** start Passage provided **

PCA: 1 - Scaling Data

In [40]:
from sklearn.preprocessing import StandardScaler
scaler = StandardScaler()

# Fit on training set only.
scaler.fit(train_features)

# Apply transform to both the training set and the test set.
train_features = scaler.transform(train_features)
val_features = scaler.transform(val_features)
test_features = scaler.transform(test_features)

PCA: 2 - PCA

In [41]:
from sklearn.decomposition import PCA

In [42]:
pca = PCA(n_components = 0.95)

pca.fit(train_features)

PCA(n_components=0.95)

In [43]:
train_features = pca.transform(train_features)
val_features = pca.transform(val_features)
test_features = pca.transform(test_features)

In [44]:
METRICS = [
      keras.metrics.TruePositives(name='tp'),
      keras.metrics.FalsePositives(name='fp'),
      keras.metrics.TrueNegatives(name='tn'),
      keras.metrics.FalseNegatives(name='fn'), 
      keras.metrics.BinaryAccuracy(name='accuracy'),
      keras.metrics.Precision(name='precision'),
      keras.metrics.Recall(name='recall'),
      keras.metrics.AUC(name='auc'),
      keras.metrics.AUC(name='prc', curve='PR'), # precision-recall curve
]

def make_model(number_of_hidden_layers=1, activation_function='relu', final_activation_function='sigmoid', learning_rate=1e-3):
  layers = [keras.layers.Dense(
          16, activation='relu',
          input_shape=(train_features.shape[-1],))]
  for layer in range(number_of_hidden_layers):
    layers.append(keras.layers.Dense(16, input_dim=16, activation=activation_function))

  layers.append(keras.layers.Dropout(0.5))
  layers.append(keras.layers.Dense(1, activation=final_activation_function))

  model = keras.Sequential(layers)

  model.compile(
      optimizer=keras.optimizers.Adam(learning_rate=learning_rate),
      loss=keras.losses.BinaryCrossentropy(),
      metrics=METRICS)

  return model


In [45]:
EPOCHS = 10 #was 100
BATCH_SIZE = 2 #was 2048

early_stopping = tf.keras.callbacks.EarlyStopping(
    monitor='val_prc', 
    verbose=1,
    patience=10,
    mode='max',
    restore_best_weights=True)

In [46]:
model = make_model()
model.summary()

Model: "sequential_11"

** end Passage provided **

• Task brief:
In the PCA code excerpt above, which data is the StandardScaler fitted on?

** start Material provided **

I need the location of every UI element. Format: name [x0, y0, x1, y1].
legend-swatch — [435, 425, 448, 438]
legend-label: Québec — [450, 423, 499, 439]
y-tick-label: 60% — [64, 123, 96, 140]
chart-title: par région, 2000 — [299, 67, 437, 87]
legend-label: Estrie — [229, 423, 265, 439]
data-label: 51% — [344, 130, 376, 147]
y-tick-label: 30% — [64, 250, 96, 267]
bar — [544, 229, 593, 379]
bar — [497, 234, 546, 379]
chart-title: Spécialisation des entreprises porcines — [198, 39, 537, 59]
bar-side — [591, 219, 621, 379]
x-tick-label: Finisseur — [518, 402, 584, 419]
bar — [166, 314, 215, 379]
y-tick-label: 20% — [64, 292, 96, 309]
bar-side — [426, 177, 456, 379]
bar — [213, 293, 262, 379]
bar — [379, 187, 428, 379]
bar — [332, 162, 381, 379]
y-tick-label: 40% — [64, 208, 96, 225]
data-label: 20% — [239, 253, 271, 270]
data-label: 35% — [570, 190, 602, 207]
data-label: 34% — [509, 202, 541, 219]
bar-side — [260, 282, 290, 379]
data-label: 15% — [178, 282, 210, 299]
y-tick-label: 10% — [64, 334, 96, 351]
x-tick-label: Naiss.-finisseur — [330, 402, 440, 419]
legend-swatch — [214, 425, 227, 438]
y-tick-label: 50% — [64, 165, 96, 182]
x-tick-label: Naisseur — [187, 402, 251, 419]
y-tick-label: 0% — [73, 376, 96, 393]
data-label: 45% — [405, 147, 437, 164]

** end Material provided **

• The completed task:
The training set only (train_features).